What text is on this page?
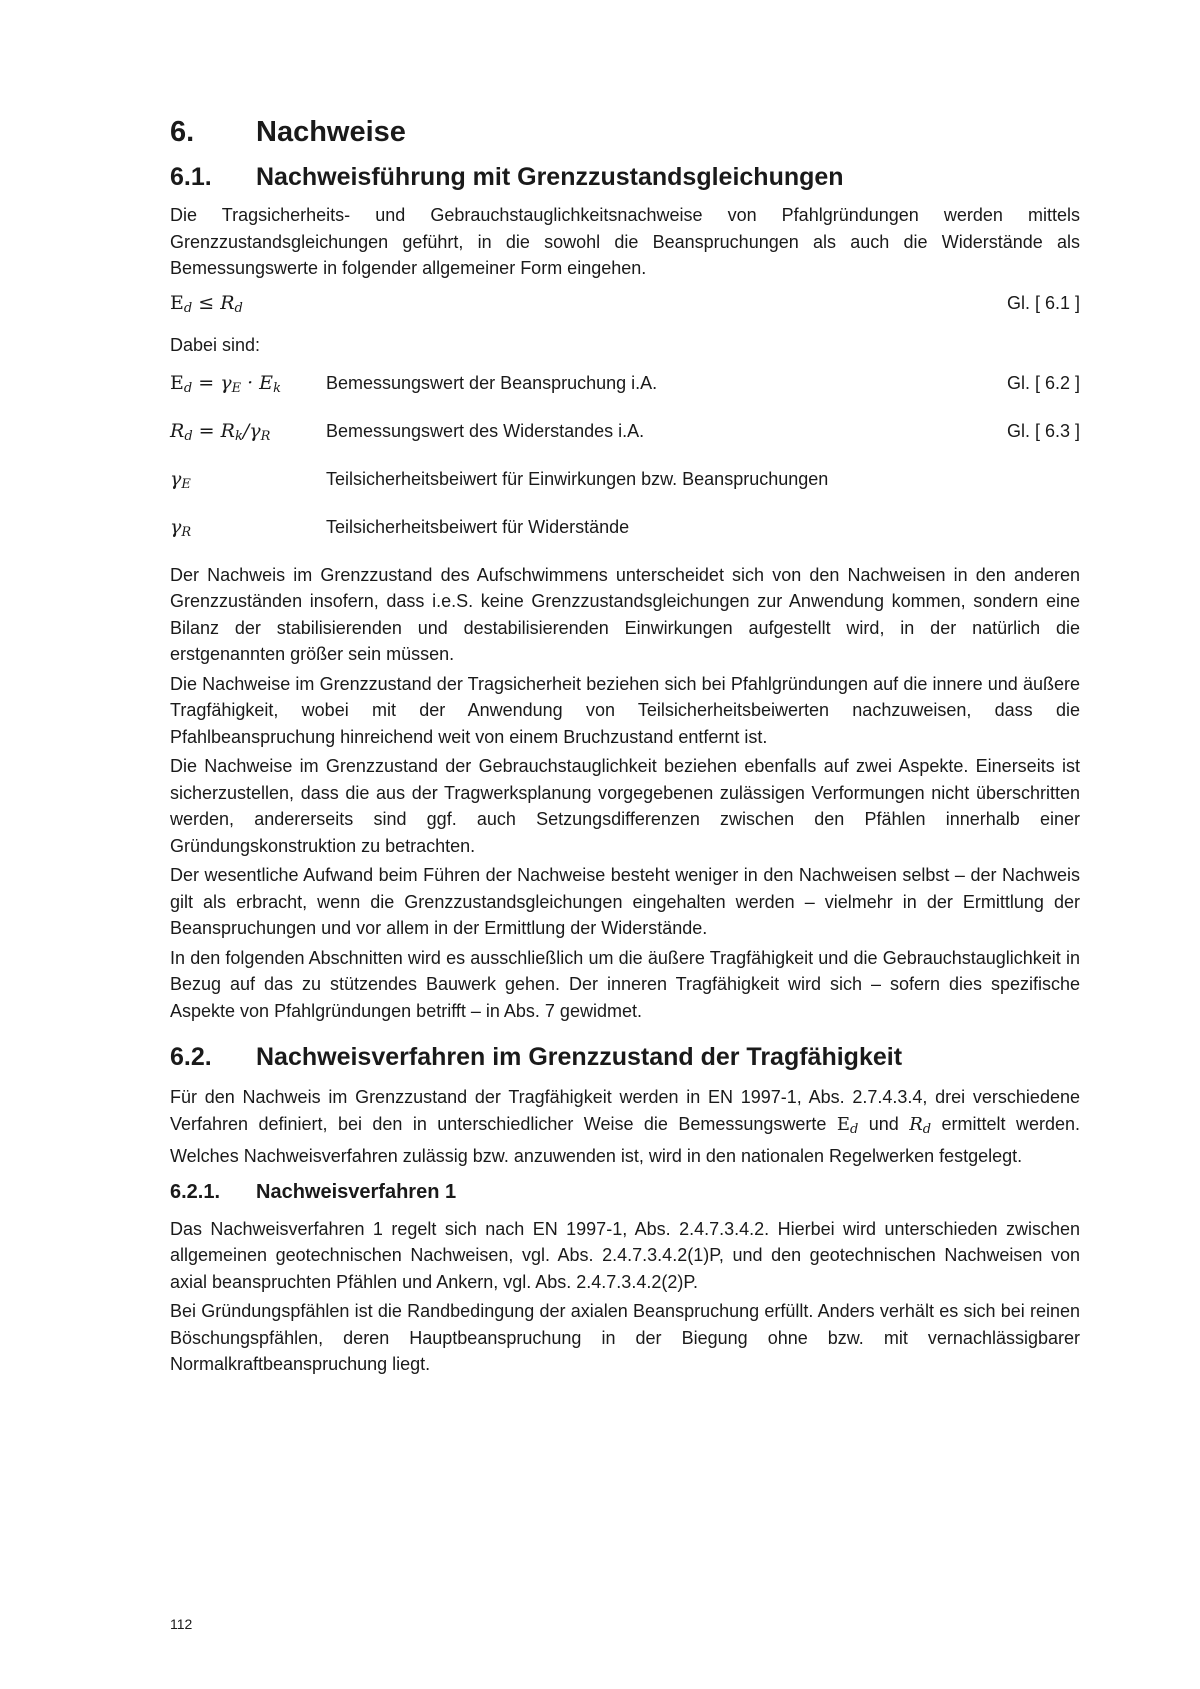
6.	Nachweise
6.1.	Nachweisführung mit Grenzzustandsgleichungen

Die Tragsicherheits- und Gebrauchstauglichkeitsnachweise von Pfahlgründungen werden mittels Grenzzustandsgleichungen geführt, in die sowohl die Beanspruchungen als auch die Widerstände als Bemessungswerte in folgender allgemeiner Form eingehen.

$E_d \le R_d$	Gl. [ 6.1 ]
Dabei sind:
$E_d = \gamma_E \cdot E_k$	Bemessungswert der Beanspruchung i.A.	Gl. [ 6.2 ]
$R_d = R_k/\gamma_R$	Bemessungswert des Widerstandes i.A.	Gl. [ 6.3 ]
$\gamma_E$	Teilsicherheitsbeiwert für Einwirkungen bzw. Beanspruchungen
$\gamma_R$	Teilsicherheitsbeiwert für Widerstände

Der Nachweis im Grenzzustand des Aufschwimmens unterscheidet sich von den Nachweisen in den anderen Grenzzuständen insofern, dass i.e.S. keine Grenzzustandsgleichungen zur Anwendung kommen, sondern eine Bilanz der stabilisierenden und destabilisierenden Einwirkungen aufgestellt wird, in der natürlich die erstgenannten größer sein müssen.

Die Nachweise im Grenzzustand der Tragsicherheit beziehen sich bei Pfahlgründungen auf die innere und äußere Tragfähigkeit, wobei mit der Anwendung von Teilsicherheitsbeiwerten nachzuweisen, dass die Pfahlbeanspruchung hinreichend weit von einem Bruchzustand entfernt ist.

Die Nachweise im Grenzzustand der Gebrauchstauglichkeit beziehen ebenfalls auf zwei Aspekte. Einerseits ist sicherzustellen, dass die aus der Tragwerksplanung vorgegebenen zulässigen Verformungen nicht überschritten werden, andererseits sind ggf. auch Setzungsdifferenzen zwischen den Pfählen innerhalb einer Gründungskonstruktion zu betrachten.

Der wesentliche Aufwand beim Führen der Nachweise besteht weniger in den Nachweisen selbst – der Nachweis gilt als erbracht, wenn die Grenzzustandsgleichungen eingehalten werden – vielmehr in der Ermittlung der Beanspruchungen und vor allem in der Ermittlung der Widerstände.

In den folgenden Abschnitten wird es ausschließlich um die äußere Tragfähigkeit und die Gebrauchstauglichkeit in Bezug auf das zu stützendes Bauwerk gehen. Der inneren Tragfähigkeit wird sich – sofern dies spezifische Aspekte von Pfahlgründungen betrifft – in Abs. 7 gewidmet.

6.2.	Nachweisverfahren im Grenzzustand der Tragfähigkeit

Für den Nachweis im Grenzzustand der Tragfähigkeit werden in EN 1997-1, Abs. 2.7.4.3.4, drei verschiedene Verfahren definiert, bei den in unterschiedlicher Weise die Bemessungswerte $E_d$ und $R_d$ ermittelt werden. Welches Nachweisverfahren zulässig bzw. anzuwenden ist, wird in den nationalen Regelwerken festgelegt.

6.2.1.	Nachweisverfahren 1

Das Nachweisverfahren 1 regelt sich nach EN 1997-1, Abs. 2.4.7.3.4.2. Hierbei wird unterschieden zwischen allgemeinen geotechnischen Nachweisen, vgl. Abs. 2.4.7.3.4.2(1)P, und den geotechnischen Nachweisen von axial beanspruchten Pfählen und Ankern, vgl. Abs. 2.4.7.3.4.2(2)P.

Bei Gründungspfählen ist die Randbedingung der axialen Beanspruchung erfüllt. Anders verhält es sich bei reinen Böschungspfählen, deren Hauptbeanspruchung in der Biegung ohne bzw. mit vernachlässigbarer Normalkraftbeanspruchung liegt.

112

---+---

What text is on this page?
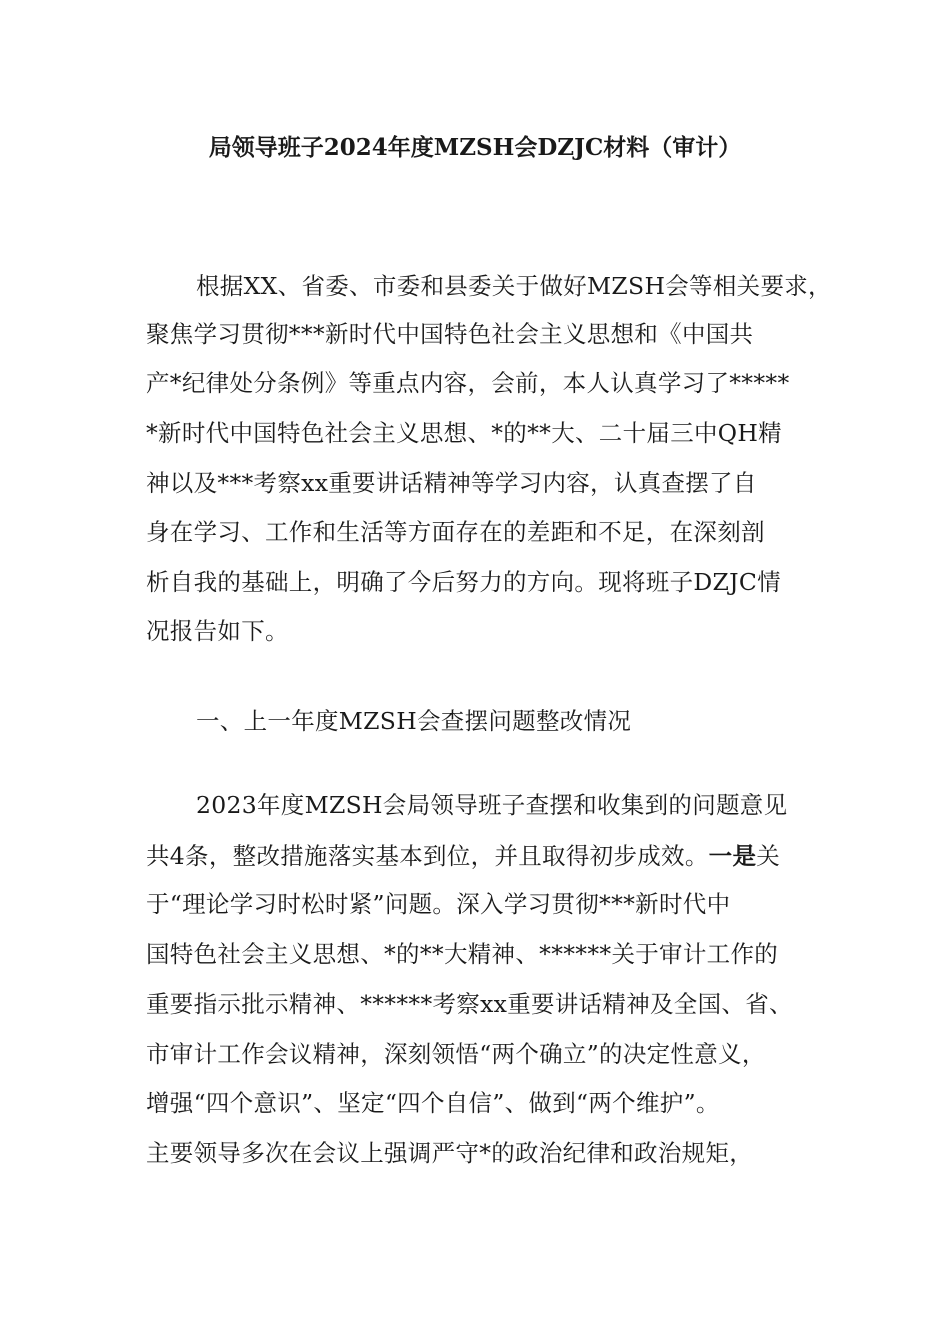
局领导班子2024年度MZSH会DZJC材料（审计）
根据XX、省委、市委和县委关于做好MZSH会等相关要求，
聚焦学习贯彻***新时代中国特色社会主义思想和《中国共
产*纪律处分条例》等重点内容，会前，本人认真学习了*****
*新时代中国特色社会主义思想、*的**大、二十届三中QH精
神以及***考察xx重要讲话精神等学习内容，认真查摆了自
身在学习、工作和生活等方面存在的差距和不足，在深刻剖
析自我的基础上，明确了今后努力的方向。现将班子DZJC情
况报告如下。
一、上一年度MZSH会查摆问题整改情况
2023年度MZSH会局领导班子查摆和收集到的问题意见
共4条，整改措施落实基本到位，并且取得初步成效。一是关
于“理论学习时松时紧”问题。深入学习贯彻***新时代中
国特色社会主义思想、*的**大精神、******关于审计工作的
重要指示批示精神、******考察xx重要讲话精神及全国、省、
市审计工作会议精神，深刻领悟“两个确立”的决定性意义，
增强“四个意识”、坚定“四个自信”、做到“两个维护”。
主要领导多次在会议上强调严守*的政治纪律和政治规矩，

---+---

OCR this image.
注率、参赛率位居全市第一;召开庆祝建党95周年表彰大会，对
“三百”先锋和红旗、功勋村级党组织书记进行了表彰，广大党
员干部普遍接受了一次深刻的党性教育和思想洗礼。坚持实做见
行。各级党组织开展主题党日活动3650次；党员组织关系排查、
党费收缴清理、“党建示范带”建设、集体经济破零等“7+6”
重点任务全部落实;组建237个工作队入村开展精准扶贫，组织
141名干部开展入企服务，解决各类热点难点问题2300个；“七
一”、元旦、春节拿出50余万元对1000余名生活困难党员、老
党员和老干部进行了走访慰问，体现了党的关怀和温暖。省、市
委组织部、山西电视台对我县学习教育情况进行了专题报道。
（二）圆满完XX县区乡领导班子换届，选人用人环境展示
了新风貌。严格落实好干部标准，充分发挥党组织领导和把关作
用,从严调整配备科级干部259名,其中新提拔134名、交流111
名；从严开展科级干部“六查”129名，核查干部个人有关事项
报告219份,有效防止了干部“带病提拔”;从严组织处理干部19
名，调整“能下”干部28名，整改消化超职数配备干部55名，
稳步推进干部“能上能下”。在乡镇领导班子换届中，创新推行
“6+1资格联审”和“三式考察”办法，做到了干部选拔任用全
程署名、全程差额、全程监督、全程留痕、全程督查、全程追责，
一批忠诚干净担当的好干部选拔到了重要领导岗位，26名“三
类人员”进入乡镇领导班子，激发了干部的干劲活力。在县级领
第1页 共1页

---+---

* _What you have to do_
Return all lines with the word "Grenzzustandsgleichungen" in them.

* _Correct response_
6.1.	Nachweisführung mit Grenzzustandsgleichungen
Die Tragsicherheits- und Gebrauchstauglichkeitsnachweise von Pfahlgründungen werden mittels Grenzzustandsgleichungen geführt, in die sowohl die Beanspruchungen als auch die Widerstände als Bemessungswerte in folgender allgemeiner Form eingehen.
Der Nachweis im Grenzzustand des Aufschwimmens unterscheidet sich von den Nachweisen in den anderen Grenzzuständen insofern, dass i.e.S. keine Grenzzustandsgleichungen zur Anwendung kommen, sondern eine Bilanz der stabilisierenden und destabilisierenden Einwirkungen aufgestellt wird, in der natürlich die erstgenannten größer sein müssen.
Der wesentliche Aufwand beim Führen der Nachweise besteht weniger in den Nachweisen selbst – der Nachweis gilt als erbracht, wenn die Grenzzustandsgleichungen eingehalten werden – vielmehr in der Ermittlung der Beanspruchungen und vor allem in der Ermittlung der Widerstände.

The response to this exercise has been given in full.